Give every line again exactly as it appears, please, but not the pictures.

+++

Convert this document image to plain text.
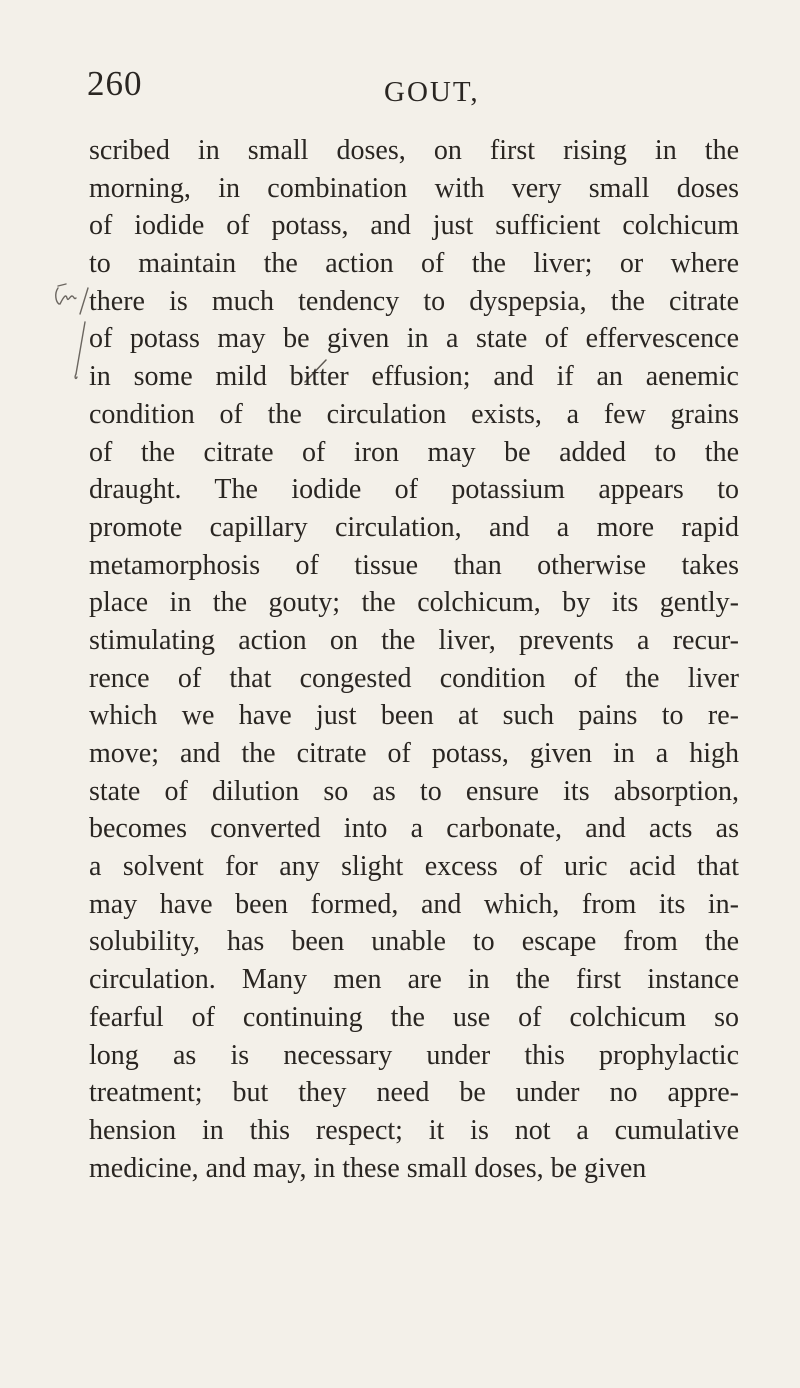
260	GOUT,
scribed in small doses, on first rising in the
morning, in combination with very small doses
of iodide of potass, and just sufficient colchicum
to maintain the action of the liver; or where
there is much tendency to dyspepsia, the citrate
of potass may be given in a state of effervescence
in some mild bitter effusion; and if an aenemic
condition of the circulation exists, a few grains
of the citrate of iron may be added to the
draught. The iodide of potassium appears to
promote capillary circulation, and a more rapid
metamorphosis of tissue than otherwise takes
place in the gouty; the colchicum, by its gently-
stimulating action on the liver, prevents a recur-
rence of that congested condition of the liver
which we have just been at such pains to re-
move; and the citrate of potass, given in a high
state of dilution so as to ensure its absorption,
becomes converted into a carbonate, and acts as
a solvent for any slight excess of uric acid that
may have been formed, and which, from its in-
solubility, has been unable to escape from the
circulation. Many men are in the first instance
fearful of continuing the use of colchicum so
long as is necessary under this prophylactic
treatment; but they need be under no appre-
hension in this respect; it is not a cumulative
medicine, and may, in these small doses, be given
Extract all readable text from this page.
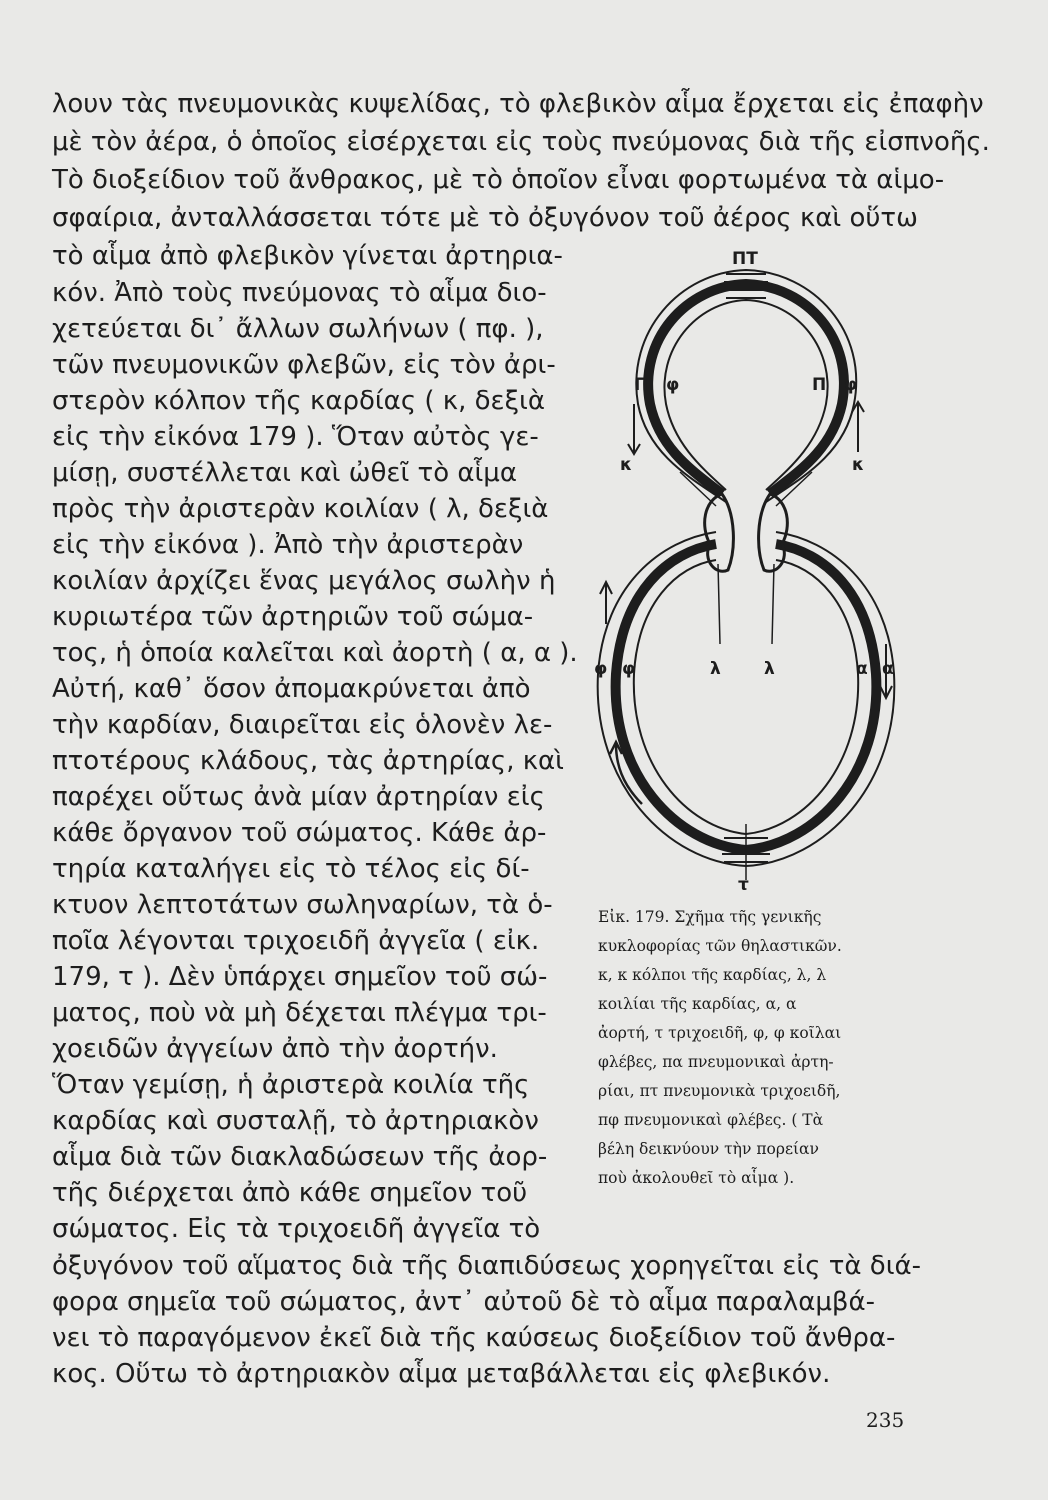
λουν τὰς πνευμονικὰς κυψελίδας, τὸ φλεβικὸν αἷμα ἔρχεται εἰς ἐπαφὴν
μὲ τὸν ἀέρα, ὁ ὁποῖος εἰσέρχεται εἰς τοὺς πνεύμονας διὰ τῆς εἰσπνοῆς.
Τὸ διοξείδιον τοῦ ἄνθρακος, μὲ τὸ ὁποῖον εἶναι φορτωμένα τὰ αἱμο-
σφαίρια, ἀνταλλάσσεται τότε μὲ τὸ ὀξυγόνον τοῦ ἀέρος καὶ οὕτω
τὸ αἷμα ἀπὸ φλεβικὸν γίνεται ἀρτηρια-
κόν. Ἀπὸ τοὺς πνεύμονας τὸ αἷμα διο-
χετεύεται δι᾽ ἄλλων σωλήνων ( πφ. ),
τῶν πνευμονικῶν φλεβῶν, εἰς τὸν ἀρι-
στερὸν κόλπον τῆς καρδίας ( κ, δεξιὰ
εἰς τὴν εἰκόνα 179 ). Ὅταν αὐτὸς γε-
μίσῃ, συστέλλεται καὶ ὠθεῖ τὸ αἷμα
πρὸς τὴν ἀριστερὰν κοιλίαν ( λ, δεξιὰ
εἰς τὴν εἰκόνα ). Ἀπὸ τὴν ἀριστερὰν
κοιλίαν ἀρχίζει ἕνας μεγάλος σωλὴν ἡ
κυριωτέρα τῶν ἀρτηριῶν τοῦ σώμα-
τος, ἡ ὁποία καλεῖται καὶ ἀορτὴ ( α, α ).
Αὐτή, καθ᾽ ὅσον ἀπομακρύνεται ἀπὸ
τὴν καρδίαν, διαιρεῖται εἰς ὁλονὲν λε-
πτοτέρους κλάδους, τὰς ἀρτηρίας, καὶ
παρέχει οὕτως ἀνὰ μίαν ἀρτηρίαν εἰς
κάθε ὄργανον τοῦ σώματος. Κάθε ἀρ-
τηρία καταλήγει εἰς τὸ τέλος εἰς δί-
κτυον λεπτοτάτων σωληναρίων, τὰ ὁ-
ποῖα λέγονται τριχοειδῆ ἀγγεῖα ( εἰκ.
179, τ ). Δὲν ὑπάρχει σημεῖον τοῦ σώ-
ματος, ποὺ νὰ μὴ δέχεται πλέγμα τρι-
χοειδῶν ἀγγείων ἀπὸ τὴν ἀορτήν.
Ὅταν γεμίσῃ, ἡ ἀριστερὰ κοιλία τῆς
καρδίας καὶ συσταλῇ, τὸ ἀρτηριακὸν
αἷμα διὰ τῶν διακλαδώσεων τῆς ἀορ-
τῆς διέρχεται ἀπὸ κάθε σημεῖον τοῦ
σώματος. Εἰς τὰ τριχοειδῆ ἀγγεῖα τὸ
ὀξυγόνον τοῦ αἵματος διὰ τῆς διαπιδύσεως χορηγεῖται εἰς τὰ διά-
φορα σημεῖα τοῦ σώματος, ἀντ᾽ αὐτοῦ δὲ τὸ αἷμα παραλαμβά-
νει τὸ παραγόμενον ἐκεῖ διὰ τῆς καύσεως διοξείδιον τοῦ ἄνθρα-
κος. Οὕτω τὸ ἀρτηριακὸν αἷμα μεταβάλλεται εἰς φλεβικόν.
ΠΤ
Π φ	Π φ
κ	κ
φ φ	λ	λ	α α
τ
Εἰκ. 179. Σχῆμα τῆς γενικῆς
κυκλοφορίας τῶν θηλαστικῶν.
κ, κ κόλποι τῆς καρδίας, λ, λ
κοιλίαι τῆς καρδίας, α, α
ἀορτή, τ τριχοειδῆ, φ, φ κοῖλαι
φλέβες, πα πνευμονικαὶ ἀρτη-
ρίαι, πτ πνευμονικὰ τριχοειδῆ,
πφ πνευμονικαὶ φλέβες. ( Τὰ
βέλη δεικνύουν τὴν πορείαν
ποὺ ἀκολουθεῖ τὸ αἷμα ).
235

+++

## Complete answer:
Convert this document image to plain text.
260	GOUT,
scribed in small doses, on first rising in the
morning, in combination with very small doses
of iodide of potass, and just sufficient colchicum
to maintain the action of the liver; or where
there is much tendency to dyspepsia, the citrate
of potass may be given in a state of effervescence
in some mild bitter effusion; and if an aenemic
condition of the circulation exists, a few grains
of the citrate of iron may be added to the
draught. The iodide of potassium appears to
promote capillary circulation, and a more rapid
metamorphosis of tissue than otherwise takes
place in the gouty; the colchicum, by its gently-
stimulating action on the liver, prevents a recur-
rence of that congested condition of the liver
which we have just been at such pains to re-
move; and the citrate of potass, given in a high
state of dilution so as to ensure its absorption,
becomes converted into a carbonate, and acts as
a solvent for any slight excess of uric acid that
may have been formed, and which, from its in-
solubility, has been unable to escape from the
circulation. Many men are in the first instance
fearful of continuing the use of colchicum so
long as is necessary under this prophylactic
treatment; but they need be under no appre-
hension in this respect; it is not a cumulative
medicine, and may, in these small doses, be given
Extract all readable text from this page.
λουν τὰς πνευμονικὰς κυψελίδας, τὸ φλεβικὸν αἷμα ἔρχεται εἰς ἐπαφὴν
μὲ τὸν ἀέρα, ὁ ὁποῖος εἰσέρχεται εἰς τοὺς πνεύμονας διὰ τῆς εἰσπνοῆς.
Τὸ διοξείδιον τοῦ ἄνθρακος, μὲ τὸ ὁποῖον εἶναι φορτωμένα τὰ αἱμο-
σφαίρια, ἀνταλλάσσεται τότε μὲ τὸ ὀξυγόνον τοῦ ἀέρος καὶ οὕτω
τὸ αἷμα ἀπὸ φλεβικὸν γίνεται ἀρτηρια-
κόν. Ἀπὸ τοὺς πνεύμονας τὸ αἷμα διο-
χετεύεται δι᾽ ἄλλων σωλήνων ( πφ. ),
τῶν πνευμονικῶν φλεβῶν, εἰς τὸν ἀρι-
στερὸν κόλπον τῆς καρδίας ( κ, δεξιὰ
εἰς τὴν εἰκόνα 179 ). Ὅταν αὐτὸς γε-
μίσῃ, συστέλλεται καὶ ὠθεῖ τὸ αἷμα
πρὸς τὴν ἀριστερὰν κοιλίαν ( λ, δεξιὰ
εἰς τὴν εἰκόνα ). Ἀπὸ τὴν ἀριστερὰν
κοιλίαν ἀρχίζει ἕνας μεγάλος σωλὴν ἡ
κυριωτέρα τῶν ἀρτηριῶν τοῦ σώμα-
τος, ἡ ὁποία καλεῖται καὶ ἀορτὴ ( α, α ).
Αὐτή, καθ᾽ ὅσον ἀπομακρύνεται ἀπὸ
τὴν καρδίαν, διαιρεῖται εἰς ὁλονὲν λε-
πτοτέρους κλάδους, τὰς ἀρτηρίας, καὶ
παρέχει οὕτως ἀνὰ μίαν ἀρτηρίαν εἰς
κάθε ὄργανον τοῦ σώματος. Κάθε ἀρ-
τηρία καταλήγει εἰς τὸ τέλος εἰς δί-
κτυον λεπτοτάτων σωληναρίων, τὰ ὁ-
ποῖα λέγονται τριχοειδῆ ἀγγεῖα ( εἰκ.
179, τ ). Δὲν ὑπάρχει σημεῖον τοῦ σώ-
ματος, ποὺ νὰ μὴ δέχεται πλέγμα τρι-
χοειδῶν ἀγγείων ἀπὸ τὴν ἀορτήν.
Ὅταν γεμίσῃ, ἡ ἀριστερὰ κοιλία τῆς
καρδίας καὶ συσταλῇ, τὸ ἀρτηριακὸν
αἷμα διὰ τῶν διακλαδώσεων τῆς ἀορ-
τῆς διέρχεται ἀπὸ κάθε σημεῖον τοῦ
σώματος. Εἰς τὰ τριχοειδῆ ἀγγεῖα τὸ
ὀξυγόνον τοῦ αἵματος διὰ τῆς διαπιδύσεως χορηγεῖται εἰς τὰ διά-
φορα σημεῖα τοῦ σώματος, ἀντ᾽ αὐτοῦ δὲ τὸ αἷμα παραλαμβά-
νει τὸ παραγόμενον ἐκεῖ διὰ τῆς καύσεως διοξείδιον τοῦ ἄνθρα-
κος. Οὕτω τὸ ἀρτηριακὸν αἷμα μεταβάλλεται εἰς φλεβικόν.
ΠΤ
Π φ	Π φ
κ	κ
φ φ	λ	λ	α α
τ
Εἰκ. 179. Σχῆμα τῆς γενικῆς
κυκλοφορίας τῶν θηλαστικῶν.
κ, κ κόλποι τῆς καρδίας, λ, λ
κοιλίαι τῆς καρδίας, α, α
ἀορτή, τ τριχοειδῆ, φ, φ κοῖλαι
φλέβες, πα πνευμονικαὶ ἀρτη-
ρίαι, πτ πνευμονικὰ τριχοειδῆ,
πφ πνευμονικαὶ φλέβες. ( Τὰ
βέλη δεικνύουν τὴν πορείαν
ποὺ ἀκολουθεῖ τὸ αἷμα ).
235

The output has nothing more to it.